— PROBLEM DESCRIPTION —
List every line in the listing below that contains the string "totals", matching its case exactly.

Element placement data:
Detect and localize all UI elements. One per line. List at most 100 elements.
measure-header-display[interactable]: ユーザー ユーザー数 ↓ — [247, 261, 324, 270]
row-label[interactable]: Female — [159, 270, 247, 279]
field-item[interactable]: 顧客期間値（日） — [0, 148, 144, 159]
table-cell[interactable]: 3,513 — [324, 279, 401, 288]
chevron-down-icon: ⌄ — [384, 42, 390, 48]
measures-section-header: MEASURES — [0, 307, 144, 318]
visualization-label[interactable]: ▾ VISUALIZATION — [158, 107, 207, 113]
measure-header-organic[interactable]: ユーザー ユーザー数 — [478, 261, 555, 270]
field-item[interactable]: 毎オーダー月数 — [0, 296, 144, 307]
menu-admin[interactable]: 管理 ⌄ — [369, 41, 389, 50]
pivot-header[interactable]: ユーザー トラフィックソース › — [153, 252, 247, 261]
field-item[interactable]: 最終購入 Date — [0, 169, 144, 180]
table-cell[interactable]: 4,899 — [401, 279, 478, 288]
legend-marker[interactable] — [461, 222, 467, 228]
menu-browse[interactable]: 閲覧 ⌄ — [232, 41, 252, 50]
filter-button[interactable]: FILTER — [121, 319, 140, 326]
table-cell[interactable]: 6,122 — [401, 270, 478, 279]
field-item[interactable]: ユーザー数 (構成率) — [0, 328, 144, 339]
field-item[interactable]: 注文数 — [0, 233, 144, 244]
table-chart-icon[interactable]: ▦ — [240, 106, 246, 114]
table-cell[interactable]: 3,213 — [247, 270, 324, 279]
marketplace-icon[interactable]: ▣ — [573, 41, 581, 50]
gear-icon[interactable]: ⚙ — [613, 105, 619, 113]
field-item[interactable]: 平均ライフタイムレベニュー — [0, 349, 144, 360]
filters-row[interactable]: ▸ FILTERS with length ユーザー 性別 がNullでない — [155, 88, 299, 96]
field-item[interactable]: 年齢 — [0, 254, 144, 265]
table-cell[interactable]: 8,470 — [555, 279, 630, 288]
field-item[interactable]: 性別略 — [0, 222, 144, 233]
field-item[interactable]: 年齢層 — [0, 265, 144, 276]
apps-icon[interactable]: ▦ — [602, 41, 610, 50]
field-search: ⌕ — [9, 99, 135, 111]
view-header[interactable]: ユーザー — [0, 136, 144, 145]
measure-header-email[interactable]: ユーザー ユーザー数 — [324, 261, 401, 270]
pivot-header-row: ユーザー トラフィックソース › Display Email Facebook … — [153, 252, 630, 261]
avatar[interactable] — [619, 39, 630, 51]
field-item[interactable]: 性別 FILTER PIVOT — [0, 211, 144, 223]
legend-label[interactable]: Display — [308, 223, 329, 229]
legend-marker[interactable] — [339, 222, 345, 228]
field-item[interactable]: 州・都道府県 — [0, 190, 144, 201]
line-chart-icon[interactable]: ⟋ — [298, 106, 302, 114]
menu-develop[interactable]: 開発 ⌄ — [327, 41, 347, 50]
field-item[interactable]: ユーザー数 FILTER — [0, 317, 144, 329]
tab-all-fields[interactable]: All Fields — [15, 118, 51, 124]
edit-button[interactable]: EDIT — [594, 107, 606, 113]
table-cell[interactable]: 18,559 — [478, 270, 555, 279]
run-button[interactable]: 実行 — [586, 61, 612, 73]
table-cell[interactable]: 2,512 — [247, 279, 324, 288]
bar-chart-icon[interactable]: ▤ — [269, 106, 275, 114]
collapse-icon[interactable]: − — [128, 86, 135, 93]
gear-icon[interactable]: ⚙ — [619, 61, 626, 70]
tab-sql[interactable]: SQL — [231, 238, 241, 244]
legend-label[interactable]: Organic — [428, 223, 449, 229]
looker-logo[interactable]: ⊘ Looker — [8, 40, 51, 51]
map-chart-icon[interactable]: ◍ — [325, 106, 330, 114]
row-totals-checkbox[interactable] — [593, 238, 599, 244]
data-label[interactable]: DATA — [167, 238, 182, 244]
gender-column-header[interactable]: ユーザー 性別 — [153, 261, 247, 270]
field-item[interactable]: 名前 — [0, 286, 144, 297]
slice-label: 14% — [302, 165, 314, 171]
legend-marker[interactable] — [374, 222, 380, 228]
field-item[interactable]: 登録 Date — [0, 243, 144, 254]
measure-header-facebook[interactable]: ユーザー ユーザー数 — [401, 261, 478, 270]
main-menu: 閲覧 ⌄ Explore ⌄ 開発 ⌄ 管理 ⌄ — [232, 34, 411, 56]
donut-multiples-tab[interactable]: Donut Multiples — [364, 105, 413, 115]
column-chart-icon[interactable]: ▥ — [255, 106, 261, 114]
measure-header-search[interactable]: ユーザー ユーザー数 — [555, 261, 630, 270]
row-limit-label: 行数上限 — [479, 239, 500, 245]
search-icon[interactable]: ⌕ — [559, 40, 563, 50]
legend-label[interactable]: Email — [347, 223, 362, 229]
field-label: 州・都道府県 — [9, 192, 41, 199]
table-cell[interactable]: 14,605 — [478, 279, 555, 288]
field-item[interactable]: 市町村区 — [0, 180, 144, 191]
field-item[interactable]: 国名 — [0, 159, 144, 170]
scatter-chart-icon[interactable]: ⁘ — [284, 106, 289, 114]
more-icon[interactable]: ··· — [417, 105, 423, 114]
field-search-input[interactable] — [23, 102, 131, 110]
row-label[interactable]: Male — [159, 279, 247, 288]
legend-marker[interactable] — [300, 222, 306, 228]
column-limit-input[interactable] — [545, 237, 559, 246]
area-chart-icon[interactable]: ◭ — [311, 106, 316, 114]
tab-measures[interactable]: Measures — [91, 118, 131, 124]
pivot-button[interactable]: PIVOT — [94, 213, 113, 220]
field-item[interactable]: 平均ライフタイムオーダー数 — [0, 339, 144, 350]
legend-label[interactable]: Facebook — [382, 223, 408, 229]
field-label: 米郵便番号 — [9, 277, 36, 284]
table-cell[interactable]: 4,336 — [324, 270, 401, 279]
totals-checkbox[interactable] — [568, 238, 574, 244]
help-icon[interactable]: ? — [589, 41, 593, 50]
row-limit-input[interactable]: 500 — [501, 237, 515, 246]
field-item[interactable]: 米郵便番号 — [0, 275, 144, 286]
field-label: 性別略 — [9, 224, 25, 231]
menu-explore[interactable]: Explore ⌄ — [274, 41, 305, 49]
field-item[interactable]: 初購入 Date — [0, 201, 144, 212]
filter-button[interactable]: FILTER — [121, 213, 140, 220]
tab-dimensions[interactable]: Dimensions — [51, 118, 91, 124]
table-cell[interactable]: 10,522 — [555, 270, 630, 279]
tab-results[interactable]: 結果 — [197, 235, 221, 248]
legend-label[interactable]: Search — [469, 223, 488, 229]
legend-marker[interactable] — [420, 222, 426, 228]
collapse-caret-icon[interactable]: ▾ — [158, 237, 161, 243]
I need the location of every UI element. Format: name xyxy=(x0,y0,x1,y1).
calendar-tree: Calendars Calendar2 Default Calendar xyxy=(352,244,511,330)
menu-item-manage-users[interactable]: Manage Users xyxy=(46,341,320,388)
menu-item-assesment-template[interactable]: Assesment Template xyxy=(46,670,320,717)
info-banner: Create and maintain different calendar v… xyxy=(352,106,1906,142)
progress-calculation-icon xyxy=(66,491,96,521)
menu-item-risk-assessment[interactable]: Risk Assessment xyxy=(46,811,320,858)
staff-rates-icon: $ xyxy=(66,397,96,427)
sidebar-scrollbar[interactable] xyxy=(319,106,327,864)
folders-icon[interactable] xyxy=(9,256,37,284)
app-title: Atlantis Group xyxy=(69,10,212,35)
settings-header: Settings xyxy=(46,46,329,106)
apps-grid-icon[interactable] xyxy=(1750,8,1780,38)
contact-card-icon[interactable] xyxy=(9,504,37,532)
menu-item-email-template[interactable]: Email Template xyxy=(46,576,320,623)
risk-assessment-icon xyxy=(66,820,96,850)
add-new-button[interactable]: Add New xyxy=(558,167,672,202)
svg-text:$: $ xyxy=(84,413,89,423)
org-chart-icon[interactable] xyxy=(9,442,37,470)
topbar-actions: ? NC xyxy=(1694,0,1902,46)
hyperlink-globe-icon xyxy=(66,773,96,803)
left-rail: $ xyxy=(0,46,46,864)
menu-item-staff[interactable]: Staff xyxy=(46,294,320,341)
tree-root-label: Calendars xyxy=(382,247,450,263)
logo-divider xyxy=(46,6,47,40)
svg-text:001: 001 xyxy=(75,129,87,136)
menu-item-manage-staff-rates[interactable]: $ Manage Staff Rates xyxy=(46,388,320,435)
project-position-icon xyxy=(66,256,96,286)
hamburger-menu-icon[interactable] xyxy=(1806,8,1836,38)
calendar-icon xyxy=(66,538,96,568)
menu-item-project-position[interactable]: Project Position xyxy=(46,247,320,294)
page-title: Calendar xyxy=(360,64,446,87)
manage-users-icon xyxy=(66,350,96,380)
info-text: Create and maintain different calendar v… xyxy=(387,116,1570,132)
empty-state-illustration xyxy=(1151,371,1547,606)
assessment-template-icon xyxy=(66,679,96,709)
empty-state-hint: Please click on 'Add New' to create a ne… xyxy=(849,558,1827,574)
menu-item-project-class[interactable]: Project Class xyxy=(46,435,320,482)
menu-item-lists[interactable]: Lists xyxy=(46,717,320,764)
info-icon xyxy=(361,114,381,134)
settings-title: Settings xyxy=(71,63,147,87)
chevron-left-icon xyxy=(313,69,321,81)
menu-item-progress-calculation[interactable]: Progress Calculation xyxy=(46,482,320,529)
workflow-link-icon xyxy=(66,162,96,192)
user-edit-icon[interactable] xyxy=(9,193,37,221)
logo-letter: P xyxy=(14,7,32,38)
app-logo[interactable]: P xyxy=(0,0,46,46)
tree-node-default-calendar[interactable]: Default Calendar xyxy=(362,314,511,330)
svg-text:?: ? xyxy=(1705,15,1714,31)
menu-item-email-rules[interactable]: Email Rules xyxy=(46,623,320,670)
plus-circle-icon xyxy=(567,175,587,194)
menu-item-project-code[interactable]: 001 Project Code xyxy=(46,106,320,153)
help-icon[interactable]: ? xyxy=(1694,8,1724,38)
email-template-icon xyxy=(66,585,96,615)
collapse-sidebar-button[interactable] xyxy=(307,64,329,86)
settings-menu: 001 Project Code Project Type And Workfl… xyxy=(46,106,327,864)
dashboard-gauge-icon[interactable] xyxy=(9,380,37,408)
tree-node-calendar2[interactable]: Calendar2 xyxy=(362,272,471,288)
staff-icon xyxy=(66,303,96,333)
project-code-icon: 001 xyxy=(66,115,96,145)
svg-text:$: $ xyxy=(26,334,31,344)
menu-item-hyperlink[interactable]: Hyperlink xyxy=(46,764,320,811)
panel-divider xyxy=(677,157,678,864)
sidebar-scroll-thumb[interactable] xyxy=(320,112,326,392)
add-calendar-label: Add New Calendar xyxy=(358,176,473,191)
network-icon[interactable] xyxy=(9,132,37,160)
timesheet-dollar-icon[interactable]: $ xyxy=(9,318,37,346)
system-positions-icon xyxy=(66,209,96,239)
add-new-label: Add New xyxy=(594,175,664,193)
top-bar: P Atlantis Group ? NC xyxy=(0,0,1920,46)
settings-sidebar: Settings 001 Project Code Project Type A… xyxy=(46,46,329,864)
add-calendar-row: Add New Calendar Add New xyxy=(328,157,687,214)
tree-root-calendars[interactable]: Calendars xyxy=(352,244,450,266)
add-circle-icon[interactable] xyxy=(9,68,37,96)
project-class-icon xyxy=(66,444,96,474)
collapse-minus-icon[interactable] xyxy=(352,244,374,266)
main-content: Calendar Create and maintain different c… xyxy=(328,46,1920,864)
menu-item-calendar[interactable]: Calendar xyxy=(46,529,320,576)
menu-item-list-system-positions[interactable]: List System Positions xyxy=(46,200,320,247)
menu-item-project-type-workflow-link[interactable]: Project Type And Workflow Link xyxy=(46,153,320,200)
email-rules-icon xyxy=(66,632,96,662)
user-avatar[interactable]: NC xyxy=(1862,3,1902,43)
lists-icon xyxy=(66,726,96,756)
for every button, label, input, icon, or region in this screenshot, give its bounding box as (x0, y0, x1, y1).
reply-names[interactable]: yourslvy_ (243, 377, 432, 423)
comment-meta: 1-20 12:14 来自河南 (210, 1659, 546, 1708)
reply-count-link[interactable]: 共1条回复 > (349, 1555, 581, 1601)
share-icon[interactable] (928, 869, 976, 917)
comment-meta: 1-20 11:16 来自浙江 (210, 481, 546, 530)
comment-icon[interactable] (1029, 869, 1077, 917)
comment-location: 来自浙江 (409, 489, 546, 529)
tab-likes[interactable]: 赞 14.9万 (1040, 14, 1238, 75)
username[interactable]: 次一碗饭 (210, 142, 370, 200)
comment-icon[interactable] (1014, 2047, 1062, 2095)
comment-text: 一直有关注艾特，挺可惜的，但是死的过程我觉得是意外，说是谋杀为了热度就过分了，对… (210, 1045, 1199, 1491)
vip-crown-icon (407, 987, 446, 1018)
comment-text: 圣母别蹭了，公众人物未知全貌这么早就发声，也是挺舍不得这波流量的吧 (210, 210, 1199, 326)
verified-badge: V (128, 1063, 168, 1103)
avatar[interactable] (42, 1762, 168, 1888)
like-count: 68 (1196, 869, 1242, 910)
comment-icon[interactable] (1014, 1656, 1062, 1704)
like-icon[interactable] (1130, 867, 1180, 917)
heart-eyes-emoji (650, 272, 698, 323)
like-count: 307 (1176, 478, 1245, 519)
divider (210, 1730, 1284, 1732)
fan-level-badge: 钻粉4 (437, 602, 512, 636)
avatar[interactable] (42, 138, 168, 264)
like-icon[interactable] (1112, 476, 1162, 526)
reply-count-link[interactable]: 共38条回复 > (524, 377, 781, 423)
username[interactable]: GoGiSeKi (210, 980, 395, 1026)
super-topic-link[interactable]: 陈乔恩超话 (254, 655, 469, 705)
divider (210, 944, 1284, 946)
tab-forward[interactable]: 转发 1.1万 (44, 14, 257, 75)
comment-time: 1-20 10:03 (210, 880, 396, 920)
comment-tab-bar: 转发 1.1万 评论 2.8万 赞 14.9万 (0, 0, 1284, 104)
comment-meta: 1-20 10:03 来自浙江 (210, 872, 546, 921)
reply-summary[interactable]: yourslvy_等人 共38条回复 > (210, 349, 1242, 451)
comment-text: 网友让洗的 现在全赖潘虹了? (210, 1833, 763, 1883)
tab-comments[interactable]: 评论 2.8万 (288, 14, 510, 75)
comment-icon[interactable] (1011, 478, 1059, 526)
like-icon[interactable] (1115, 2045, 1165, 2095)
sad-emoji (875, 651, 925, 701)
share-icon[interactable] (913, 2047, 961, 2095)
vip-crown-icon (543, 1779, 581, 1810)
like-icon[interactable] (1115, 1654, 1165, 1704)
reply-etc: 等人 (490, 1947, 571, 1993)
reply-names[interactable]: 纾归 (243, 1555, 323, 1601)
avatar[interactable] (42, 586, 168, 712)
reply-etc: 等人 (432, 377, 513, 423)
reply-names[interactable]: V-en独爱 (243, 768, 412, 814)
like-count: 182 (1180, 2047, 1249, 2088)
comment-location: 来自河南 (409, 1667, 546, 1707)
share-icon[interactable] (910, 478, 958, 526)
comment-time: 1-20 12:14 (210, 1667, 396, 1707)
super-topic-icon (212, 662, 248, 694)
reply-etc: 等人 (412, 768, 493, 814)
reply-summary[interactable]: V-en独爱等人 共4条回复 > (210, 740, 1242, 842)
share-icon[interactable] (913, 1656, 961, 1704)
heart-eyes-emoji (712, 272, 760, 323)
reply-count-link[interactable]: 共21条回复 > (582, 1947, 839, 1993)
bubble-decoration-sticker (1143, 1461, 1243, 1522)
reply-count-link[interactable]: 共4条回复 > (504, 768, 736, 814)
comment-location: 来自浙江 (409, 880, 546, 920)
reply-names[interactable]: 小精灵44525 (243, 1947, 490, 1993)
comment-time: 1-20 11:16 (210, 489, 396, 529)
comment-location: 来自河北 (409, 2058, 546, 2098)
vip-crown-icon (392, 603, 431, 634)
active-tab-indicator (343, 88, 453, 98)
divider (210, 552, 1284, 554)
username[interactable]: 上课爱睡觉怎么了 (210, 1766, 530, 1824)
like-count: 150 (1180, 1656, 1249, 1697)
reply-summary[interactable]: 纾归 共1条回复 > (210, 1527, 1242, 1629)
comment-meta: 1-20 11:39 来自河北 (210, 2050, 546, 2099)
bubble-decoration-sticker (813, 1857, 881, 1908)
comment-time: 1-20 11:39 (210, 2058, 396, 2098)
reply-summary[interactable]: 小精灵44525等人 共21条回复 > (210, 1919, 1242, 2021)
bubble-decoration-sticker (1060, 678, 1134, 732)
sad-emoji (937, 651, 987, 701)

— COMPLETE ANSWER —
row-totals-checkbox[interactable] — [593, 238, 599, 244]
totals-checkbox[interactable] — [568, 238, 574, 244]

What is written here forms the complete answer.